Passage:
- Promotional poster
- Directed by: Márcio Garcia
- Written by: Leland Douglas
- Produced by: Fabio Golombek Theodore Melfi Uri Singer Márcio Garcia
- Starring: Juliana Paes Dean Cain Bill Engvall Julian Stone John Savage Julia Duffy Eric Roberts Rodrigo Lombardi Marcos Pasquim
- Cinematography: Craig Kief
- Production companies: BB Film Productions FJ Productions
- Release date: December 10, 2010 (Brazil);
- Running time: 93 minutes
- Countries: United States Brazil
- Languages: English and Portuguese

= Bed & Breakfast (2010 film) =

Bed & Breakfast is a 2010 romantic comedy directed by Márcio Garcia and written by Leland Douglas. Produced by B.B. Film Productions and F.J. Productions, the movie was shot in Rio de Janeiro, Brazil and in Los Angeles. The film stars Dean Cain, Juliana Paes, Eric Roberts, John Savage, Bill Engvall, Marcos Pasquim, Rodrigo Lombardi and more.

Listed records:
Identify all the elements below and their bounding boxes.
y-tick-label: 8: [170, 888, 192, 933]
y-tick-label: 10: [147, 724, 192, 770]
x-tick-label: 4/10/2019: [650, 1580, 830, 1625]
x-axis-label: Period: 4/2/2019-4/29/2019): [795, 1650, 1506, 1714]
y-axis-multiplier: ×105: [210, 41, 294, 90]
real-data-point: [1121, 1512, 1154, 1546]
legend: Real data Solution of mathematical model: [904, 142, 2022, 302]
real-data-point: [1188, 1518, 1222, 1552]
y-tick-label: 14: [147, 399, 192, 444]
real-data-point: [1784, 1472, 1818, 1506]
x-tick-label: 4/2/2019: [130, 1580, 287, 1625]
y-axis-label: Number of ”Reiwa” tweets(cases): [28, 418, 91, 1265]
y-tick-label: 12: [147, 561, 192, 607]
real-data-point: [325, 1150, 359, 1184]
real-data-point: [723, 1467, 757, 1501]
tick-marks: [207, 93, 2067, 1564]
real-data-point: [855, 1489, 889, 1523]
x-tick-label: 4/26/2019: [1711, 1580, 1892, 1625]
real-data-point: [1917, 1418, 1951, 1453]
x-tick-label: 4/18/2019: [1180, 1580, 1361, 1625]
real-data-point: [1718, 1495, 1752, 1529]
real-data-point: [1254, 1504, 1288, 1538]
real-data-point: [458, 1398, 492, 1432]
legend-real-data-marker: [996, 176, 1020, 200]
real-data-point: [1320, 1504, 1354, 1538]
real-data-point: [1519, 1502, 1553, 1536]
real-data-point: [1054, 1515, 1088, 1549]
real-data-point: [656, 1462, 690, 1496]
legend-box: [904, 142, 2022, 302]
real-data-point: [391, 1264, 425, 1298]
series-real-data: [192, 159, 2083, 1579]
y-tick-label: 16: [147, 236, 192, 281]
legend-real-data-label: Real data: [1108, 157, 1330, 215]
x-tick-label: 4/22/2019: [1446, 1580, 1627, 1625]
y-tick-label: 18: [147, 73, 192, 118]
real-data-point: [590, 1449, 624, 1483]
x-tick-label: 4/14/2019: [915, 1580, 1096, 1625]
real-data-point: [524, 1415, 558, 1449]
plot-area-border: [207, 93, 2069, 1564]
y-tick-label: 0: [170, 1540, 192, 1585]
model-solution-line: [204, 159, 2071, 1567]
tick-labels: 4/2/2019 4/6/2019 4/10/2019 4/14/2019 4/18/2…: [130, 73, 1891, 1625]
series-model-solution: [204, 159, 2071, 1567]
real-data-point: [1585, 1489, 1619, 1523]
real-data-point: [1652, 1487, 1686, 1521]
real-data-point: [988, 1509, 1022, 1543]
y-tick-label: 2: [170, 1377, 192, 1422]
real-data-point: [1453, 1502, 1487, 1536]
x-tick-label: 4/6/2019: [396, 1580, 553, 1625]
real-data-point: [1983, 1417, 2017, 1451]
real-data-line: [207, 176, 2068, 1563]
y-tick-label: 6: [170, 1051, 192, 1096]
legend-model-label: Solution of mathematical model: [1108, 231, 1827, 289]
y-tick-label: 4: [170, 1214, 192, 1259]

Problem to work on:
According to the Bed & Breakfast film article, where was the movie shot?

Output for this task:
In Rio de Janeiro, Brazil, and in Los Angeles.